## SET EXERCISE
Copy out all of the data below line for line without changing anything, and leave the pictures out.

»»

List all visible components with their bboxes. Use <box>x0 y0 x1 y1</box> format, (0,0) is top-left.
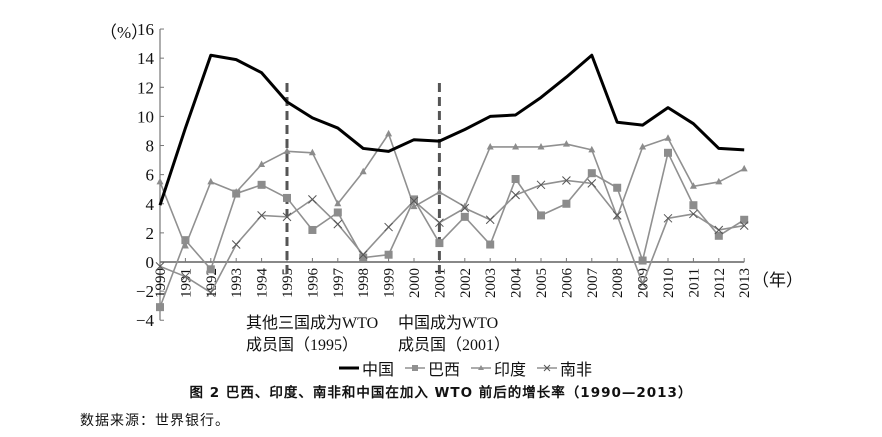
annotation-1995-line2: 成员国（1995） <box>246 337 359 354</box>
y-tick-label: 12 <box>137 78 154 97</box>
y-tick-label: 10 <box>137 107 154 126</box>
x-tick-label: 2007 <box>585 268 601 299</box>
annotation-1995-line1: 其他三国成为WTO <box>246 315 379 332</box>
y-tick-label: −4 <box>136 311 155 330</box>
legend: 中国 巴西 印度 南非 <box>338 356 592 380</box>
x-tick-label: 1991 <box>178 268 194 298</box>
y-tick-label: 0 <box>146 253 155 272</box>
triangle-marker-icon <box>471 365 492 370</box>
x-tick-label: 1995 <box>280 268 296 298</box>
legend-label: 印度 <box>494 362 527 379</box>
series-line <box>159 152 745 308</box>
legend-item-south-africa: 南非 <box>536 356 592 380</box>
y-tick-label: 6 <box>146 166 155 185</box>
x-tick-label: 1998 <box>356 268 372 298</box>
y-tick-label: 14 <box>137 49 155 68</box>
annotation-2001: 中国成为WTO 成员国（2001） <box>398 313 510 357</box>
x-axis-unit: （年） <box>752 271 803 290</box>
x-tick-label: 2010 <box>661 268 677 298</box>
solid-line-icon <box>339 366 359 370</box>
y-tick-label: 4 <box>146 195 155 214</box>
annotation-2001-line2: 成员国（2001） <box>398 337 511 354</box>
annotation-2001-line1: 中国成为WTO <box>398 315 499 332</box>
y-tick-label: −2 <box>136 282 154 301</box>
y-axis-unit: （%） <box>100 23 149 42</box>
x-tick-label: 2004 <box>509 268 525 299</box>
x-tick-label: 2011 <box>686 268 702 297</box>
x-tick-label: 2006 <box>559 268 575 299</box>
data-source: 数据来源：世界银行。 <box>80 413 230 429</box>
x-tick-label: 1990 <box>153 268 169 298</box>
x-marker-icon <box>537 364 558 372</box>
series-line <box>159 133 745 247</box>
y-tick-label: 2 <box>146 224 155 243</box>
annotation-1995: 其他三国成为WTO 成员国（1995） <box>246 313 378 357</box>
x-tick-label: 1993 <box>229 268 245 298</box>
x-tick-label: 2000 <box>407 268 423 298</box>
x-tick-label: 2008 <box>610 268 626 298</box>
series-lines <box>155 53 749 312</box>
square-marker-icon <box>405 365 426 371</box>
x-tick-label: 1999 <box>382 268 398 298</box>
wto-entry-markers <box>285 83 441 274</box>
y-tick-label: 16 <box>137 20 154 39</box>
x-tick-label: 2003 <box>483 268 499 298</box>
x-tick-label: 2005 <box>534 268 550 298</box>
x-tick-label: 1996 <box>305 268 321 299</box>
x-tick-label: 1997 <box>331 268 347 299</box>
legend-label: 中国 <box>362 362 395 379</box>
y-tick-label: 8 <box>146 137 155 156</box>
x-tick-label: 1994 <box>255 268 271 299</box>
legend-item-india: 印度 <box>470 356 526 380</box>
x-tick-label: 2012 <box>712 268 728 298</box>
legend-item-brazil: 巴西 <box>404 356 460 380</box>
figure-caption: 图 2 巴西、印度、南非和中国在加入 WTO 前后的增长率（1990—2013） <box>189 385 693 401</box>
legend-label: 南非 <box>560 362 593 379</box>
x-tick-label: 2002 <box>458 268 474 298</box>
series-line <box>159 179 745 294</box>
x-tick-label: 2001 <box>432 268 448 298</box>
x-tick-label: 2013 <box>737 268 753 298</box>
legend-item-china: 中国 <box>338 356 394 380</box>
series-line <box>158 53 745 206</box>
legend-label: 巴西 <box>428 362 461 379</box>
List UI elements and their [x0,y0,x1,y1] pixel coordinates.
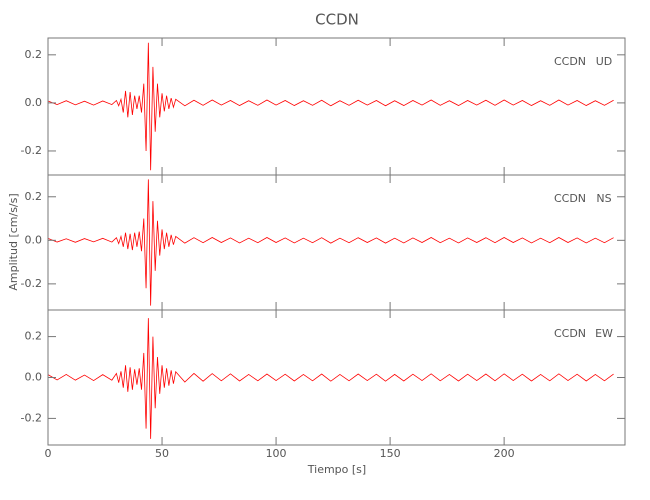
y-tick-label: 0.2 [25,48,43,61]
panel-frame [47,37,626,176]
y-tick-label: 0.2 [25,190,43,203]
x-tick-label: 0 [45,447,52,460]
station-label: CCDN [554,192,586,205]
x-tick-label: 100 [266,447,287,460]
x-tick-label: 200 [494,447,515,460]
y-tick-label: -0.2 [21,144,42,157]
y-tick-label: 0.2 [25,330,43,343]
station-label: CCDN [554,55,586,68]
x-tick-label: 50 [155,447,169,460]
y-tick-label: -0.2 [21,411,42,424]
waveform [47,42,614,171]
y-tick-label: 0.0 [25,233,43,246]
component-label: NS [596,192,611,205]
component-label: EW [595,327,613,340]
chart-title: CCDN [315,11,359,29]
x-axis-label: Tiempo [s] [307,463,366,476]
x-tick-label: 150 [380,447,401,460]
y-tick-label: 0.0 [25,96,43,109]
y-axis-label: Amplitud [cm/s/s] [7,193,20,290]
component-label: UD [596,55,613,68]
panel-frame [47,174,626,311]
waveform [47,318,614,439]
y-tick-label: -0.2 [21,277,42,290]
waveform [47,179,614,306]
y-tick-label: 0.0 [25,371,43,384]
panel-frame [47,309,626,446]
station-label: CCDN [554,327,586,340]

««

## ANSWER TO THE PROBLEM
List all visible components with their bboxes. Use <box>x0 y0 x1 y1</box> format, (0,0) is top-left.
annotation-1995-line2: 成员国（1995） <box>246 337 359 354</box>
y-tick-label: 12 <box>137 78 154 97</box>
y-tick-label: 10 <box>137 107 154 126</box>
x-tick-label: 2007 <box>585 268 601 299</box>
annotation-1995-line1: 其他三国成为WTO <box>246 315 379 332</box>
y-tick-label: −4 <box>136 311 155 330</box>
legend: 中国 巴西 印度 南非 <box>338 356 592 380</box>
x-tick-label: 1991 <box>178 268 194 298</box>
y-tick-label: 0 <box>146 253 155 272</box>
triangle-marker-icon <box>471 365 492 370</box>
x-tick-label: 1995 <box>280 268 296 298</box>
legend-label: 印度 <box>494 362 527 379</box>
series-line <box>159 152 745 308</box>
legend-item-south-africa: 南非 <box>536 356 592 380</box>
y-tick-label: 6 <box>146 166 155 185</box>
x-tick-label: 1998 <box>356 268 372 298</box>
y-tick-label: 14 <box>137 49 155 68</box>
annotation-2001: 中国成为WTO 成员国（2001） <box>398 313 510 357</box>
x-axis-unit: （年） <box>752 271 803 290</box>
x-tick-label: 2010 <box>661 268 677 298</box>
solid-line-icon <box>339 366 359 370</box>
y-tick-label: 4 <box>146 195 155 214</box>
annotation-2001-line2: 成员国（2001） <box>398 337 511 354</box>
annotation-2001-line1: 中国成为WTO <box>398 315 499 332</box>
y-tick-label: −2 <box>136 282 154 301</box>
y-axis-unit: （%） <box>100 23 149 42</box>
x-tick-label: 2004 <box>509 268 525 299</box>
x-tick-label: 2011 <box>686 268 702 297</box>
x-tick-label: 2006 <box>559 268 575 299</box>
data-source: 数据来源：世界银行。 <box>80 413 230 429</box>
x-tick-label: 1990 <box>153 268 169 298</box>
x-marker-icon <box>537 364 558 372</box>
series-line <box>159 133 745 247</box>
y-tick-label: 2 <box>146 224 155 243</box>
annotation-1995: 其他三国成为WTO 成员国（1995） <box>246 313 378 357</box>
x-tick-label: 1993 <box>229 268 245 298</box>
x-tick-label: 2000 <box>407 268 423 298</box>
x-tick-label: 2008 <box>610 268 626 298</box>
series-lines <box>155 53 749 312</box>
square-marker-icon <box>405 365 426 371</box>
x-tick-label: 1999 <box>382 268 398 298</box>
wto-entry-markers <box>285 83 441 274</box>
y-tick-label: 16 <box>137 20 154 39</box>
x-tick-label: 2003 <box>483 268 499 298</box>
x-tick-label: 2005 <box>534 268 550 298</box>
x-tick-label: 1996 <box>305 268 321 299</box>
x-tick-label: 1997 <box>331 268 347 299</box>
legend-label: 中国 <box>362 362 395 379</box>
y-tick-label: 8 <box>146 137 155 156</box>
x-tick-label: 1994 <box>255 268 271 299</box>
legend-item-india: 印度 <box>470 356 526 380</box>
x-tick-label: 2012 <box>712 268 728 298</box>
legend-item-brazil: 巴西 <box>404 356 460 380</box>
figure-caption: 图 2 巴西、印度、南非和中国在加入 WTO 前后的增长率（1990—2013） <box>189 385 693 401</box>
legend-label: 南非 <box>560 362 593 379</box>
x-tick-label: 2002 <box>458 268 474 298</box>
series-line <box>159 179 745 294</box>
x-tick-label: 2001 <box>432 268 448 298</box>
x-tick-label: 2013 <box>737 268 753 298</box>
legend-item-china: 中国 <box>338 356 394 380</box>
series-line <box>158 53 745 206</box>
legend-label: 巴西 <box>428 362 461 379</box>
List UI elements and their [x0,y0,x1,y1] pixel coordinates.
y-tick-label: 0.2 [25,48,43,61]
panel-frame [47,37,626,176]
y-tick-label: 0.2 [25,190,43,203]
x-tick-label: 0 [45,447,52,460]
station-label: CCDN [554,192,586,205]
x-tick-label: 100 [266,447,287,460]
x-tick-label: 200 [494,447,515,460]
y-tick-label: -0.2 [21,144,42,157]
y-tick-label: 0.2 [25,330,43,343]
station-label: CCDN [554,55,586,68]
x-tick-label: 50 [155,447,169,460]
y-tick-label: -0.2 [21,411,42,424]
waveform [47,42,614,171]
y-tick-label: 0.0 [25,233,43,246]
component-label: NS [596,192,611,205]
component-label: EW [595,327,613,340]
chart-title: CCDN [315,11,359,29]
x-axis-label: Tiempo [s] [307,463,366,476]
x-tick-label: 150 [380,447,401,460]
y-tick-label: 0.0 [25,96,43,109]
y-axis-label: Amplitud [cm/s/s] [7,193,20,290]
component-label: UD [596,55,613,68]
panel-frame [47,174,626,311]
waveform [47,318,614,439]
y-tick-label: -0.2 [21,277,42,290]
waveform [47,179,614,306]
y-tick-label: 0.0 [25,371,43,384]
panel-frame [47,309,626,446]
station-label: CCDN [554,327,586,340]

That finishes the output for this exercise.